- _WHAT THIS TASK INVOLVES_: Search the material for the string "logo", then return every line where it is found.

- _LISTING_:
########

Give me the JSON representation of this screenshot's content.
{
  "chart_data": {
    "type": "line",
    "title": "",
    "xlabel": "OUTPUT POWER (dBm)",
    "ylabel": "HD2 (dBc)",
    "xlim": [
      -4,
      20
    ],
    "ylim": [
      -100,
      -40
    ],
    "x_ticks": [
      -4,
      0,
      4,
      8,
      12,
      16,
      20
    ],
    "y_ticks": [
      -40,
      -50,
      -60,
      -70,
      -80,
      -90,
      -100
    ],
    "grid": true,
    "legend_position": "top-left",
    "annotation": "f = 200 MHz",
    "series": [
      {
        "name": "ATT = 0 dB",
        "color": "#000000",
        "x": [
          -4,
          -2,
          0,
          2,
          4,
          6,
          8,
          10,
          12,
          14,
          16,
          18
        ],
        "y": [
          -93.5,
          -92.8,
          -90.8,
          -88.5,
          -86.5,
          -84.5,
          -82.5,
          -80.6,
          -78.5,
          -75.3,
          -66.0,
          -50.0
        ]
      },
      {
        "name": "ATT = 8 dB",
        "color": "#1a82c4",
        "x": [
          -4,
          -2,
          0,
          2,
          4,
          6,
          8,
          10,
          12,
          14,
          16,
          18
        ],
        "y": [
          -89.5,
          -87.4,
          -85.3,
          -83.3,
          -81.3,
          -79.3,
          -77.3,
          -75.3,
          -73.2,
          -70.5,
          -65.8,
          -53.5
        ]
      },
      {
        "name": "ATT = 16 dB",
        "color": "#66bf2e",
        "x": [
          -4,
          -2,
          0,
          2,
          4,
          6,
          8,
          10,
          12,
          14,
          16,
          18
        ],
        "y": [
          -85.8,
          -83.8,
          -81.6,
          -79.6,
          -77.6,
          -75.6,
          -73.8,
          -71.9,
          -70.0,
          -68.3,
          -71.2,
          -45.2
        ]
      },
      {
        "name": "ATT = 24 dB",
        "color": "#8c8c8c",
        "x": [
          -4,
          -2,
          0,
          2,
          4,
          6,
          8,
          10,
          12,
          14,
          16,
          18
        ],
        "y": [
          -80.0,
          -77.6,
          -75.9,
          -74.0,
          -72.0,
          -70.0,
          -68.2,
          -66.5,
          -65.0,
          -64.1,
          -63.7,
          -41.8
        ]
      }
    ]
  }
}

########

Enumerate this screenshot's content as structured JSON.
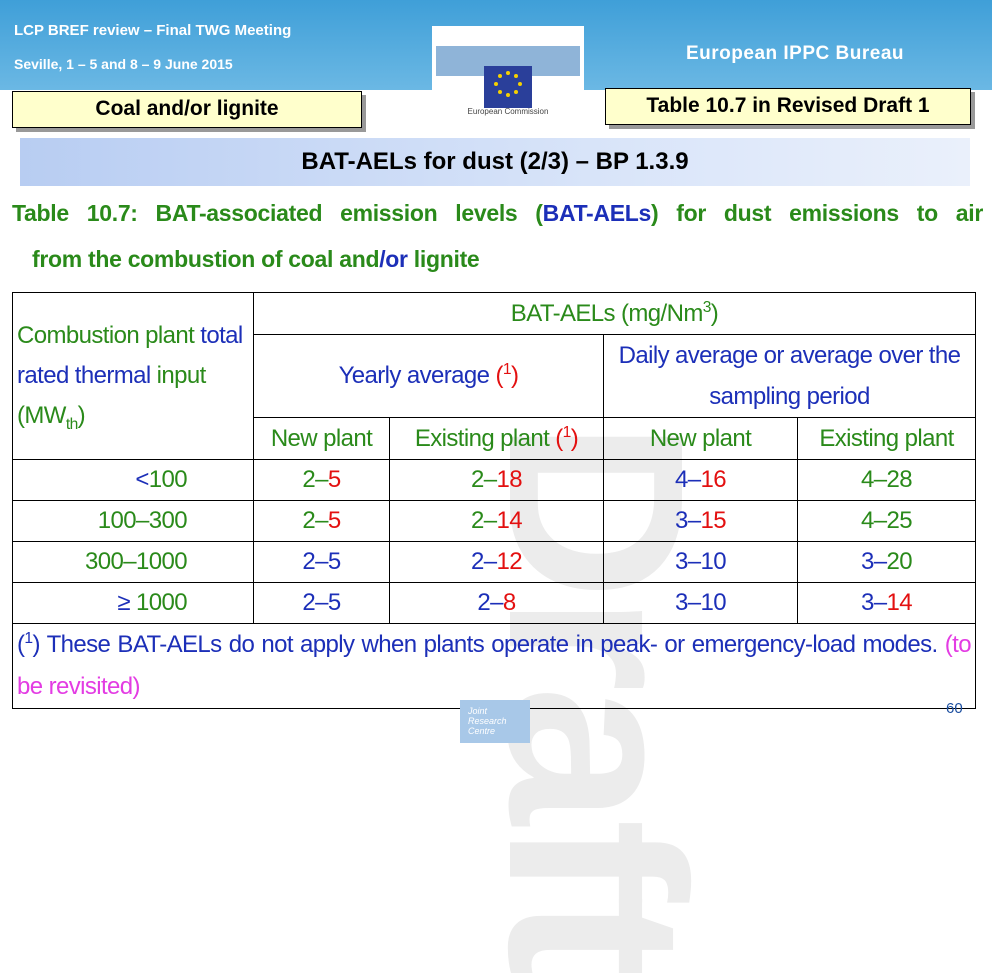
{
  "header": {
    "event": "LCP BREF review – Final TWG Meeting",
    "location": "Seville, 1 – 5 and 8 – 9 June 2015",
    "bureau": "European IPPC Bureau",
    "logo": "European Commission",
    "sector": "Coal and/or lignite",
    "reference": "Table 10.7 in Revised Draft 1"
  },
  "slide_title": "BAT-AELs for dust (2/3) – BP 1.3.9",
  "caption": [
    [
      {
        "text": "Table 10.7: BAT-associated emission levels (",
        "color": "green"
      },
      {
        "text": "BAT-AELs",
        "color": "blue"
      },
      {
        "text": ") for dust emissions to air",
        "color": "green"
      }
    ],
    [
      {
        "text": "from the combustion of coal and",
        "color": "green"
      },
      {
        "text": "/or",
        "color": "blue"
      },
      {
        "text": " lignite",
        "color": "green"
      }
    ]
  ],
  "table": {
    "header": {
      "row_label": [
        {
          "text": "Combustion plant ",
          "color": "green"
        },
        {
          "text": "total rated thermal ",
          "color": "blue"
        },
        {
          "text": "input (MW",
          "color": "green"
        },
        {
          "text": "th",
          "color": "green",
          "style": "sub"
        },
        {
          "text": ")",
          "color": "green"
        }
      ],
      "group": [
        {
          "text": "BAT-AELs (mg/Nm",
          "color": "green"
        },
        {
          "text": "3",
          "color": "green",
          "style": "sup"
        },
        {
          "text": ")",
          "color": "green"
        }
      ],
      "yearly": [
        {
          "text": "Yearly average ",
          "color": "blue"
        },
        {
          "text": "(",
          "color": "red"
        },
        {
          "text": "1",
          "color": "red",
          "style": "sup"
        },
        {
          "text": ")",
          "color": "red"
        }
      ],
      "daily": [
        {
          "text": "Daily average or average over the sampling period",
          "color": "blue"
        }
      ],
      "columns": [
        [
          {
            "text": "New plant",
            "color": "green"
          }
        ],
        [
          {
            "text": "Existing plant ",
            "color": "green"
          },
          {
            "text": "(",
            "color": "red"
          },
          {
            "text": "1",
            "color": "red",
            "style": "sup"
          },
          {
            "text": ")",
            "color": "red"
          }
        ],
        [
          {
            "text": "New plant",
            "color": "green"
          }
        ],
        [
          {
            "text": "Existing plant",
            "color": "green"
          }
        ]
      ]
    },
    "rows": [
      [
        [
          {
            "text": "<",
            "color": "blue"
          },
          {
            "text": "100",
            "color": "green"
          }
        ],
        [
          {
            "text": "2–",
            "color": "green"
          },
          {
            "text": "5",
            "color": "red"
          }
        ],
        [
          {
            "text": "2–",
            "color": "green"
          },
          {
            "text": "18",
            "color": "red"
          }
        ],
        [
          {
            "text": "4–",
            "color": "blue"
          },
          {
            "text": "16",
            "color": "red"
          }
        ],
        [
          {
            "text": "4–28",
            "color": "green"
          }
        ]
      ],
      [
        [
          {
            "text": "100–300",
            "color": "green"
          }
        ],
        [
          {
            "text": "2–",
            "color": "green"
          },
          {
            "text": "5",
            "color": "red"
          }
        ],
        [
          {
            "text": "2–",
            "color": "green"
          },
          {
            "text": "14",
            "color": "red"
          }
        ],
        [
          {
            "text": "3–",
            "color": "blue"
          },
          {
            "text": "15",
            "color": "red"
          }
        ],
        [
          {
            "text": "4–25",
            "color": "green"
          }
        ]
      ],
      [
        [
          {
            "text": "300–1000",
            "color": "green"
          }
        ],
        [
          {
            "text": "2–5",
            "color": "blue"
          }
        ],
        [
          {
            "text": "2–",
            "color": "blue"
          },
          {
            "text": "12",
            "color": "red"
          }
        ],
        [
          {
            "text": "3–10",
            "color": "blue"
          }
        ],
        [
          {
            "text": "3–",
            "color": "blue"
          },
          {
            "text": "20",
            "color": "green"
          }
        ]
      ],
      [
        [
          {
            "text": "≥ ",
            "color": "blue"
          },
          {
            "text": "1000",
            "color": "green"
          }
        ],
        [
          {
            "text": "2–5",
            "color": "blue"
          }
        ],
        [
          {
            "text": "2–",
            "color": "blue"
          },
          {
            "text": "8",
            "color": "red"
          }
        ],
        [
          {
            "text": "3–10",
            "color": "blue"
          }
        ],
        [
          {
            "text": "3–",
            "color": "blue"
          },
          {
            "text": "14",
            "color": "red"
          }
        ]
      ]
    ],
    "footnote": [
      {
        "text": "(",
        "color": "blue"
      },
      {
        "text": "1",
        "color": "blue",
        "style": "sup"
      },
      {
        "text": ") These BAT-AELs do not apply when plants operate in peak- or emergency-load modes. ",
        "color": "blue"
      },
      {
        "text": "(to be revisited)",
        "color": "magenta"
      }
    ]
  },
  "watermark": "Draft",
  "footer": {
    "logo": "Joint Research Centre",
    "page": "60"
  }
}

########

- _TASK RESULT_:
    "logo": "European Commission",
    "logo": "Joint Research Centre",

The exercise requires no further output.